Entries from a dataset:
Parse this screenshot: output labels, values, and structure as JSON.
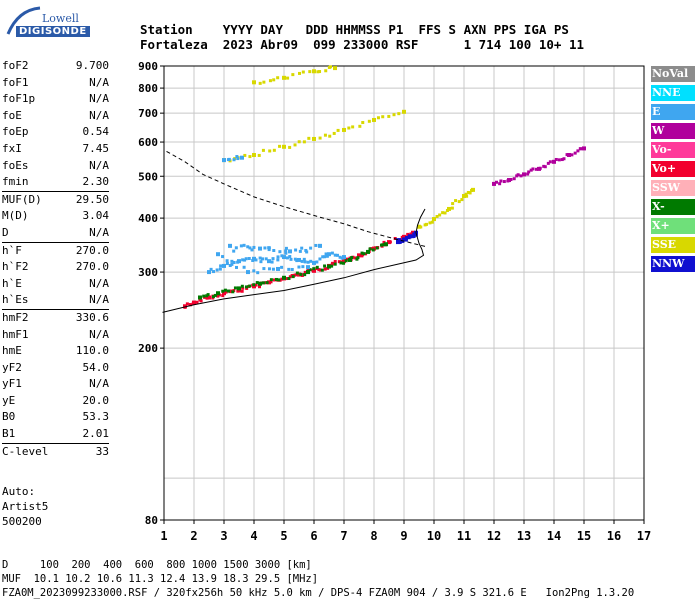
{
  "logo": {
    "line1": "Lowell",
    "line2": "DIGISONDE"
  },
  "header": {
    "row1": "Station    YYYY DAY   DDD HHMMSS P1  FFS S AXN PPS IGA PS",
    "row2": "Fortaleza  2023 Abr09  099 233000 RSF      1 714 100 10+ 11"
  },
  "params": {
    "group1": [
      {
        "label": "foF2",
        "value": "9.700"
      },
      {
        "label": "foF1",
        "value": "N/A"
      },
      {
        "label": "foF1p",
        "value": "N/A"
      },
      {
        "label": "foE",
        "value": "N/A"
      },
      {
        "label": "foEp",
        "value": "0.54"
      },
      {
        "label": "fxI",
        "value": "7.45"
      },
      {
        "label": "foEs",
        "value": "N/A"
      },
      {
        "label": "fmin",
        "value": "2.30"
      }
    ],
    "group2": [
      {
        "label": "MUF(D)",
        "value": "29.50"
      },
      {
        "label": "M(D)",
        "value": "3.04"
      },
      {
        "label": "D",
        "value": "N/A"
      }
    ],
    "group3": [
      {
        "label": "h`F",
        "value": "270.0"
      },
      {
        "label": "h`F2",
        "value": "270.0"
      },
      {
        "label": "h`E",
        "value": "N/A"
      },
      {
        "label": "h`Es",
        "value": "N/A"
      }
    ],
    "group4": [
      {
        "label": "hmF2",
        "value": "330.6"
      },
      {
        "label": "hmF1",
        "value": "N/A"
      },
      {
        "label": "hmE",
        "value": "110.0"
      },
      {
        "label": "yF2",
        "value": "54.0"
      },
      {
        "label": "yF1",
        "value": "N/A"
      },
      {
        "label": "yE",
        "value": "20.0"
      },
      {
        "label": "B0",
        "value": "53.3"
      },
      {
        "label": "B1",
        "value": "2.01"
      }
    ],
    "group5": [
      {
        "label": "C-level",
        "value": "33"
      }
    ]
  },
  "auto": {
    "line1": "Auto:",
    "line2": "Artist5",
    "line3": "500200"
  },
  "legend": [
    {
      "label": "NoVal",
      "color": "#8c8c8c"
    },
    {
      "label": "NNE",
      "color": "#00e0ff"
    },
    {
      "label": "E",
      "color": "#3fa6f0"
    },
    {
      "label": "W",
      "color": "#b0009c"
    },
    {
      "label": "Vo-",
      "color": "#ff3a9a"
    },
    {
      "label": "Vo+",
      "color": "#f2002e"
    },
    {
      "label": "SSW",
      "color": "#ffb0b8"
    },
    {
      "label": "X-",
      "color": "#007a00"
    },
    {
      "label": "X+",
      "color": "#6fe07a"
    },
    {
      "label": "SSE",
      "color": "#d8d800"
    },
    {
      "label": "NNW",
      "color": "#1010d0"
    }
  ],
  "footer": {
    "line1": "D     100  200  400  600  800 1000 1500 3000 [km]",
    "line2": "MUF  10.1 10.2 10.6 11.3 12.4 13.9 18.3 29.5 [MHz]",
    "line3": "FZA0M_2023099233000.RSF / 320fx256h 50 kHz 5.0 km / DPS-4 FZA0M 904 / 3.9 S 321.6 E   Ion2Png 1.3.20"
  },
  "chart_data": {
    "type": "scatter",
    "xlim": [
      1,
      17
    ],
    "ylim": [
      80,
      900
    ],
    "y_scale": "log",
    "x_ticks": [
      1,
      2,
      3,
      4,
      5,
      6,
      7,
      8,
      9,
      10,
      11,
      12,
      13,
      14,
      15,
      16,
      17
    ],
    "y_ticks": [
      80,
      200,
      300,
      400,
      500,
      600,
      700,
      800,
      900
    ],
    "grid": true,
    "traces": [
      {
        "name": "F2 O-trace",
        "color": "#f2002e",
        "points": [
          [
            1.7,
            250
          ],
          [
            2,
            255
          ],
          [
            2.5,
            262
          ],
          [
            3,
            268
          ],
          [
            3.5,
            272
          ],
          [
            4,
            278
          ],
          [
            4.5,
            284
          ],
          [
            5,
            290
          ],
          [
            5.5,
            296
          ],
          [
            6,
            302
          ],
          [
            6.5,
            310
          ],
          [
            7,
            318
          ],
          [
            7.5,
            328
          ],
          [
            8,
            340
          ],
          [
            8.5,
            352
          ],
          [
            9,
            362
          ],
          [
            9.3,
            370
          ]
        ]
      },
      {
        "name": "F2 X-trace",
        "color": "#007a00",
        "points": [
          [
            2.2,
            262
          ],
          [
            2.8,
            268
          ],
          [
            3.5,
            275
          ],
          [
            4.2,
            282
          ],
          [
            5,
            291
          ],
          [
            5.8,
            300
          ],
          [
            6.5,
            309
          ],
          [
            7.2,
            320
          ],
          [
            7.8,
            334
          ],
          [
            8.4,
            348
          ]
        ]
      },
      {
        "name": "F2 W-trace",
        "color": "#1010d0",
        "points": [
          [
            8.8,
            352
          ],
          [
            9,
            357
          ],
          [
            9.2,
            363
          ],
          [
            9.4,
            370
          ]
        ]
      },
      {
        "name": "spread-F E",
        "color": "#3fa6f0",
        "points": [
          [
            2.5,
            300
          ],
          [
            3,
            310
          ],
          [
            3.5,
            318
          ],
          [
            4,
            322
          ],
          [
            4.5,
            318
          ],
          [
            5,
            325
          ],
          [
            5.5,
            320
          ],
          [
            6,
            315
          ],
          [
            6.5,
            330
          ],
          [
            7,
            325
          ],
          [
            3.2,
            345
          ],
          [
            4.2,
            340
          ],
          [
            5.2,
            335
          ],
          [
            6.2,
            345
          ],
          [
            2.8,
            330
          ],
          [
            3.8,
            300
          ],
          [
            4.8,
            305
          ],
          [
            5.8,
            308
          ]
        ]
      },
      {
        "name": "SSE upper",
        "color": "#d8d800",
        "points": [
          [
            9.5,
            382
          ],
          [
            10,
            398
          ],
          [
            10.5,
            420
          ],
          [
            11,
            450
          ],
          [
            11.3,
            465
          ]
        ]
      },
      {
        "name": "W upper",
        "color": "#b0009c",
        "points": [
          [
            12,
            480
          ],
          [
            12.5,
            490
          ],
          [
            13,
            505
          ],
          [
            13.5,
            520
          ],
          [
            14,
            540
          ],
          [
            14.5,
            560
          ],
          [
            15,
            580
          ]
        ]
      },
      {
        "name": "2nd hop",
        "color": "#d8d800",
        "points": [
          [
            3,
            545
          ],
          [
            4,
            560
          ],
          [
            5,
            585
          ],
          [
            6,
            610
          ],
          [
            7,
            640
          ],
          [
            8,
            675
          ],
          [
            9,
            705
          ]
        ]
      },
      {
        "name": "3rd hop",
        "color": "#d8d800",
        "points": [
          [
            4,
            825
          ],
          [
            5,
            845
          ],
          [
            6,
            875
          ],
          [
            6.7,
            890
          ]
        ]
      },
      {
        "name": "3rd hop E",
        "color": "#3fa6f0",
        "points": [
          [
            3,
            545
          ],
          [
            3.6,
            552
          ]
        ]
      }
    ],
    "profile_curve": [
      [
        0.95,
        242
      ],
      [
        2,
        252
      ],
      [
        3,
        260
      ],
      [
        4,
        266
      ],
      [
        5,
        272
      ],
      [
        6,
        281
      ],
      [
        7,
        291
      ],
      [
        8,
        304
      ],
      [
        8.8,
        313
      ],
      [
        9.4,
        320
      ],
      [
        9.65,
        328
      ],
      [
        9.6,
        338
      ],
      [
        9.5,
        350
      ],
      [
        9.4,
        370
      ],
      [
        9.45,
        385
      ],
      [
        9.55,
        402
      ],
      [
        9.7,
        420
      ]
    ],
    "dashed_curve": [
      [
        9.7,
        344
      ],
      [
        8.7,
        358
      ],
      [
        7.8,
        372
      ],
      [
        7,
        388
      ],
      [
        6.2,
        402
      ],
      [
        5,
        425
      ],
      [
        4,
        448
      ],
      [
        3,
        480
      ],
      [
        2.3,
        505
      ],
      [
        1.7,
        540
      ],
      [
        1.3,
        560
      ],
      [
        1.0,
        575
      ]
    ]
  }
}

[WHAT THE TASK REQUIRES] Where a line holds the string "name", copy that line.

[SOLUTION FOR THIS PROBLEM]
        "name": "F2 O-trace",
        "name": "F2 X-trace",
        "name": "F2 W-trace",
        "name": "spread-F E",
        "name": "SSE upper",
        "name": "W upper",
        "name": "2nd hop",
        "name": "3rd hop",
        "name": "3rd hop E",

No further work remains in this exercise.